= WHAT IS NEEDED =
Copy whichever lines contain the string "Backward".

= LISTED ENTRIES =
......

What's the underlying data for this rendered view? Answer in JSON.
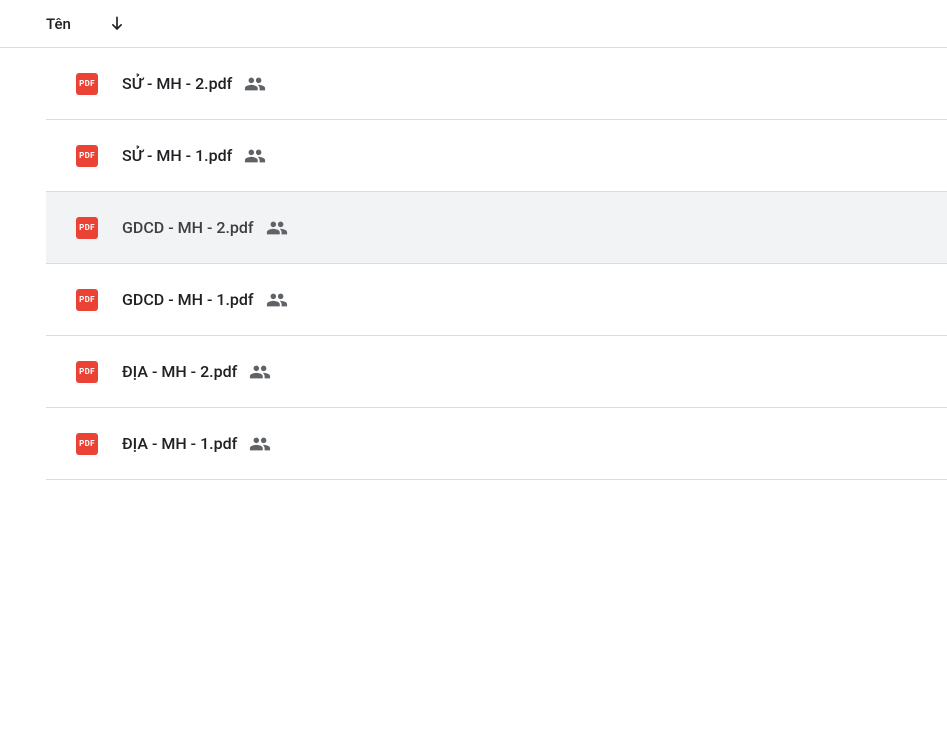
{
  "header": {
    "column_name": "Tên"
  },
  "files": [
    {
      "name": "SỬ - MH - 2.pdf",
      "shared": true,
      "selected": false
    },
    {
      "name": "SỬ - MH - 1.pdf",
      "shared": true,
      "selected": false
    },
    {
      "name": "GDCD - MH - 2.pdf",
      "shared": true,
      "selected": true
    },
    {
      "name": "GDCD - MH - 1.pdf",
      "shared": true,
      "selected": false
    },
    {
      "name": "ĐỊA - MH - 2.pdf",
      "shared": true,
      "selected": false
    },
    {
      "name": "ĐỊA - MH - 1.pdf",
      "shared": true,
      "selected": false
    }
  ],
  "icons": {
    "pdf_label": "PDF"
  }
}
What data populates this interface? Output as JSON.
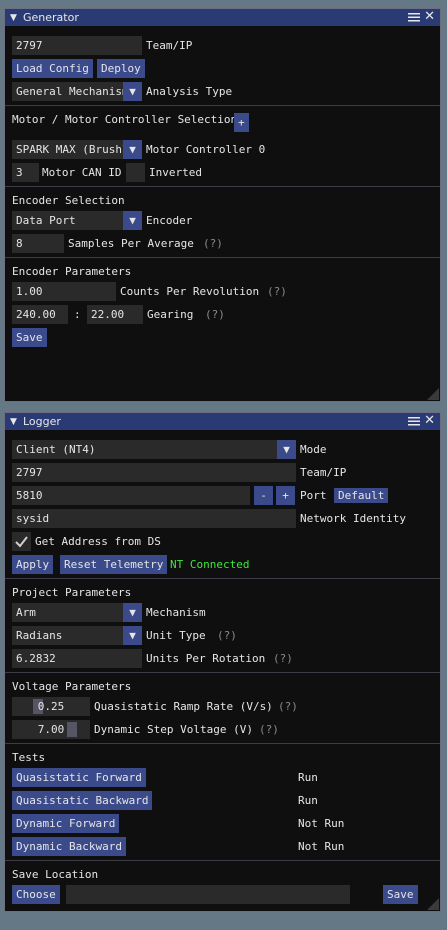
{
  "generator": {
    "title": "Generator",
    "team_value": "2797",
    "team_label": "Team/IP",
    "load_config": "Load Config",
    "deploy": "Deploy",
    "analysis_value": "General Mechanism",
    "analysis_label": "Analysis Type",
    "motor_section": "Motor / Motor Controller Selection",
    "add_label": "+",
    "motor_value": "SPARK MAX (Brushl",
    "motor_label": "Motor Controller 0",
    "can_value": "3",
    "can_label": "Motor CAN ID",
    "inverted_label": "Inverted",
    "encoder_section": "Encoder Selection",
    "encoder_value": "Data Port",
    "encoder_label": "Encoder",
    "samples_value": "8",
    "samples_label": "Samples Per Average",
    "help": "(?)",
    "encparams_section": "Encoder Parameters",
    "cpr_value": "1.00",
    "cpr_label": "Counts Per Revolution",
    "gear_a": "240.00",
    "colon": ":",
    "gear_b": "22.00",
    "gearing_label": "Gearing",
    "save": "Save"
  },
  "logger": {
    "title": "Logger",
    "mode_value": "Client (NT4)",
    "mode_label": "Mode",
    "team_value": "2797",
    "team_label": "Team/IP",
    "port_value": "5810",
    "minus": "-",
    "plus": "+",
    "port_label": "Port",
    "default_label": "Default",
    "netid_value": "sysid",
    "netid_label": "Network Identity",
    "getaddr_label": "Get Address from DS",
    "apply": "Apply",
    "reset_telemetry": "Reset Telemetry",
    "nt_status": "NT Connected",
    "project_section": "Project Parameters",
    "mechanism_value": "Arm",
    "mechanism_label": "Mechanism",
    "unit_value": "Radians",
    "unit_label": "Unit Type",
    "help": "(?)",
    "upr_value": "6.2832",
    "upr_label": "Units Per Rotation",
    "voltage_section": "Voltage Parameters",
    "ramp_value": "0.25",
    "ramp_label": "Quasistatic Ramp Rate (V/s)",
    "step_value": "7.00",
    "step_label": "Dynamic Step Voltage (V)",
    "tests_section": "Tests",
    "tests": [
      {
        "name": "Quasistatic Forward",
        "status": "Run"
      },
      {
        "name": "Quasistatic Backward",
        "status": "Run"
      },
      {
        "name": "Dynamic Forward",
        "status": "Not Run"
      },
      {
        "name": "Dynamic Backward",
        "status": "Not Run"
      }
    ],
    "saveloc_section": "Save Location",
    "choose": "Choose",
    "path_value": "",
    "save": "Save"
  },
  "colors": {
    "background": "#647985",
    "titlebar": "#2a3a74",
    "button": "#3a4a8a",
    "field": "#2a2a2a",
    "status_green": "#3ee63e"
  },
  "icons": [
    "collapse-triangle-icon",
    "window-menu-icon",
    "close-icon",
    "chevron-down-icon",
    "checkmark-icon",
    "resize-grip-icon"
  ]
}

......

= RESULT FOR THIS TASK =
        "name": "Quasistatic Backward",
        "name": "Dynamic Backward",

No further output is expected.